Your objective
Rewrite the listing below, replacing each "placeholder" with "hint" and keeping every other character the same.

Task inputs
--- Begin ---
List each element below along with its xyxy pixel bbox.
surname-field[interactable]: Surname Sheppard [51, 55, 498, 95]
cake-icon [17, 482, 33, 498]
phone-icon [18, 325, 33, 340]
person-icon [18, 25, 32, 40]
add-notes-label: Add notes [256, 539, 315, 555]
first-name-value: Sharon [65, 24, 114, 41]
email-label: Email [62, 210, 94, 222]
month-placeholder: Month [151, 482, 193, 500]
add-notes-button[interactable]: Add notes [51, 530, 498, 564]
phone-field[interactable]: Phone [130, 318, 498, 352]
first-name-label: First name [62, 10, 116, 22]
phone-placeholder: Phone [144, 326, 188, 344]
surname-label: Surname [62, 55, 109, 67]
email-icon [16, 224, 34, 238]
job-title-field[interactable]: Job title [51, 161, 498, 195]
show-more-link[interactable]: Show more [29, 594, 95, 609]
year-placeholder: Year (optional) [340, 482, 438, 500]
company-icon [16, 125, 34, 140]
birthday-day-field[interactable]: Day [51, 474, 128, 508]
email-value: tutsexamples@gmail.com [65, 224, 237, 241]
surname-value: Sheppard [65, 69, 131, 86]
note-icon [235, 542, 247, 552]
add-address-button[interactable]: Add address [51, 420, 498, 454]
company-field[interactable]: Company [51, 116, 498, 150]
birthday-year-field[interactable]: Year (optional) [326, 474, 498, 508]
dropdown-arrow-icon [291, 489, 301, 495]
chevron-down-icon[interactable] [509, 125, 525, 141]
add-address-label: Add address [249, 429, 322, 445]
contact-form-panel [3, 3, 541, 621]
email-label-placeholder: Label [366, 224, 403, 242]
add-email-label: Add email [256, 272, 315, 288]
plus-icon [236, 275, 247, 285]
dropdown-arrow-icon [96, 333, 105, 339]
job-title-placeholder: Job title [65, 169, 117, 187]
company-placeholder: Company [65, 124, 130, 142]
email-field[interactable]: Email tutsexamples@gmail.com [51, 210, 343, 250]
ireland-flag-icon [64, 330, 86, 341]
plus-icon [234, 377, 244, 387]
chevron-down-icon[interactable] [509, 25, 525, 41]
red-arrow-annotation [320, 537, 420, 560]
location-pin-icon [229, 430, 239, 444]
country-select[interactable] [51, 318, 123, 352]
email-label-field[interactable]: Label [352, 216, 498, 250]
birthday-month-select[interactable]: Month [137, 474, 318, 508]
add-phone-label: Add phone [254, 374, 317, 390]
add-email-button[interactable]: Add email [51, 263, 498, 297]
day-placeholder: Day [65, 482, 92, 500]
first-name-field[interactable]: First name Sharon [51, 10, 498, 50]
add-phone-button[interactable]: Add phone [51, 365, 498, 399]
--- End ---
Expected output
List each element below along with its xyxy pixel bbox.
surname-field[interactable]: Surname Sheppard [51, 55, 498, 95]
cake-icon [17, 482, 33, 498]
phone-icon [18, 325, 33, 340]
person-icon [18, 25, 32, 40]
add-notes-label: Add notes [256, 539, 315, 555]
first-name-value: Sharon [65, 24, 114, 41]
email-label: Email [62, 210, 94, 222]
month-hint: Month [151, 482, 193, 500]
add-notes-button[interactable]: Add notes [51, 530, 498, 564]
phone-field[interactable]: Phone [130, 318, 498, 352]
first-name-label: First name [62, 10, 116, 22]
phone-hint: Phone [144, 326, 188, 344]
surname-label: Surname [62, 55, 109, 67]
email-icon [16, 224, 34, 238]
job-title-field[interactable]: Job title [51, 161, 498, 195]
show-more-link[interactable]: Show more [29, 594, 95, 609]
year-hint: Year (optional) [340, 482, 438, 500]
company-icon [16, 125, 34, 140]
birthday-day-field[interactable]: Day [51, 474, 128, 508]
email-value: tutsexamples@gmail.com [65, 224, 237, 241]
surname-value: Sheppard [65, 69, 131, 86]
note-icon [235, 542, 247, 552]
add-address-button[interactable]: Add address [51, 420, 498, 454]
company-field[interactable]: Company [51, 116, 498, 150]
birthday-year-field[interactable]: Year (optional) [326, 474, 498, 508]
dropdown-arrow-icon [291, 489, 301, 495]
chevron-down-icon[interactable] [509, 125, 525, 141]
add-address-label: Add address [249, 429, 322, 445]
contact-form-panel [3, 3, 541, 621]
email-label-hint: Label [366, 224, 403, 242]
add-email-label: Add email [256, 272, 315, 288]
plus-icon [236, 275, 247, 285]
dropdown-arrow-icon [96, 333, 105, 339]
job-title-hint: Job title [65, 169, 117, 187]
company-hint: Company [65, 124, 130, 142]
email-field[interactable]: Email tutsexamples@gmail.com [51, 210, 343, 250]
ireland-flag-icon [64, 330, 86, 341]
plus-icon [234, 377, 244, 387]
chevron-down-icon[interactable] [509, 25, 525, 41]
red-arrow-annotation [320, 537, 420, 560]
location-pin-icon [229, 430, 239, 444]
country-select[interactable] [51, 318, 123, 352]
email-label-field[interactable]: Label [352, 216, 498, 250]
birthday-month-select[interactable]: Month [137, 474, 318, 508]
add-phone-label: Add phone [254, 374, 317, 390]
add-email-button[interactable]: Add email [51, 263, 498, 297]
day-hint: Day [65, 482, 92, 500]
first-name-field[interactable]: First name Sharon [51, 10, 498, 50]
add-phone-button[interactable]: Add phone [51, 365, 498, 399]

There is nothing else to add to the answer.